Exercise description ▸ Print every record below exactly as written.

** begin Dataset extract **

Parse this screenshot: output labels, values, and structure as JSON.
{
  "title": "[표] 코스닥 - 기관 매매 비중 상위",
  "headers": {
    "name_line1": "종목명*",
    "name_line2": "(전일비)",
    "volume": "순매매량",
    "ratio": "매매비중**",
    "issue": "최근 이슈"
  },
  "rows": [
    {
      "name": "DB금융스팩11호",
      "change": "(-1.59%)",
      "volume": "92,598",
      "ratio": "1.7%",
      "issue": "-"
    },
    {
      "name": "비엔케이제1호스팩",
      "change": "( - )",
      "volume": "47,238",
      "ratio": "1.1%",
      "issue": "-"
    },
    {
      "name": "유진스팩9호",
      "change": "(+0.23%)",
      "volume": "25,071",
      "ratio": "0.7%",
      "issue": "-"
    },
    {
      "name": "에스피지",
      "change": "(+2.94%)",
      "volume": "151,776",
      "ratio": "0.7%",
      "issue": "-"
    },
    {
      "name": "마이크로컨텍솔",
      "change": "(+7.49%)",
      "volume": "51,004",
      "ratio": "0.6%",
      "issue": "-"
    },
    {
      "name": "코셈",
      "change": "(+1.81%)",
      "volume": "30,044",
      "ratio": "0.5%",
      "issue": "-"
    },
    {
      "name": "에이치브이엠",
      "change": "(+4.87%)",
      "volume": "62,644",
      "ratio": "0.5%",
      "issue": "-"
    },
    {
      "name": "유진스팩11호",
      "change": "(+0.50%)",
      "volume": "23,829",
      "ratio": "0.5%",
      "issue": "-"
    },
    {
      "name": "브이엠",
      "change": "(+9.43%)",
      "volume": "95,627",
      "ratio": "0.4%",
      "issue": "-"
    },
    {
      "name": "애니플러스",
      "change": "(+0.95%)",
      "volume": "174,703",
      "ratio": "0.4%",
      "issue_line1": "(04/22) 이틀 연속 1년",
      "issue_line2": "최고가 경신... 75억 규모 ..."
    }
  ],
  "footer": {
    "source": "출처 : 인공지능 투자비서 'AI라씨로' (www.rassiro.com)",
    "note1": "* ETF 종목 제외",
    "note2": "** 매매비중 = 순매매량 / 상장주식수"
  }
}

** end Dataset extract **

Answer to the task ▸
Parse this screenshot: output labels, values, and structure as JSON.
{
  "title": "[표] 코스닥 - 기관 매매 비중 상위",
  "headers": {
    "name_line1": "종목명*",
    "name_line2": "(전일비)",
    "volume": "순매매량",
    "ratio": "매매비중**",
    "issue": "최근 이슈"
  },
  "rows": [
    {
      "name": "DB금융스팩11호",
      "change": "(-1.59%)",
      "volume": "92,598",
      "ratio": "1.7%",
      "issue": "-"
    },
    {
      "name": "비엔케이제1호스팩",
      "change": "( - )",
      "volume": "47,238",
      "ratio": "1.1%",
      "issue": "-"
    },
    {
      "name": "유진스팩9호",
      "change": "(+0.23%)",
      "volume": "25,071",
      "ratio": "0.7%",
      "issue": "-"
    },
    {
      "name": "에스피지",
      "change": "(+2.94%)",
      "volume": "151,776",
      "ratio": "0.7%",
      "issue": "-"
    },
    {
      "name": "마이크로컨텍솔",
      "change": "(+7.49%)",
      "volume": "51,004",
      "ratio": "0.6%",
      "issue": "-"
    },
    {
      "name": "코셈",
      "change": "(+1.81%)",
      "volume": "30,044",
      "ratio": "0.5%",
      "issue": "-"
    },
    {
      "name": "에이치브이엠",
      "change": "(+4.87%)",
      "volume": "62,644",
      "ratio": "0.5%",
      "issue": "-"
    },
    {
      "name": "유진스팩11호",
      "change": "(+0.50%)",
      "volume": "23,829",
      "ratio": "0.5%",
      "issue": "-"
    },
    {
      "name": "브이엠",
      "change": "(+9.43%)",
      "volume": "95,627",
      "ratio": "0.4%",
      "issue": "-"
    },
    {
      "name": "애니플러스",
      "change": "(+0.95%)",
      "volume": "174,703",
      "ratio": "0.4%",
      "issue_line1": "(04/22) 이틀 연속 1년",
      "issue_line2": "최고가 경신... 75억 규모 ..."
    }
  ],
  "footer": {
    "source": "출처 : 인공지능 투자비서 'AI라씨로' (www.rassiro.com)",
    "note1": "* ETF 종목 제외",
    "note2": "** 매매비중 = 순매매량 / 상장주식수"
  }
}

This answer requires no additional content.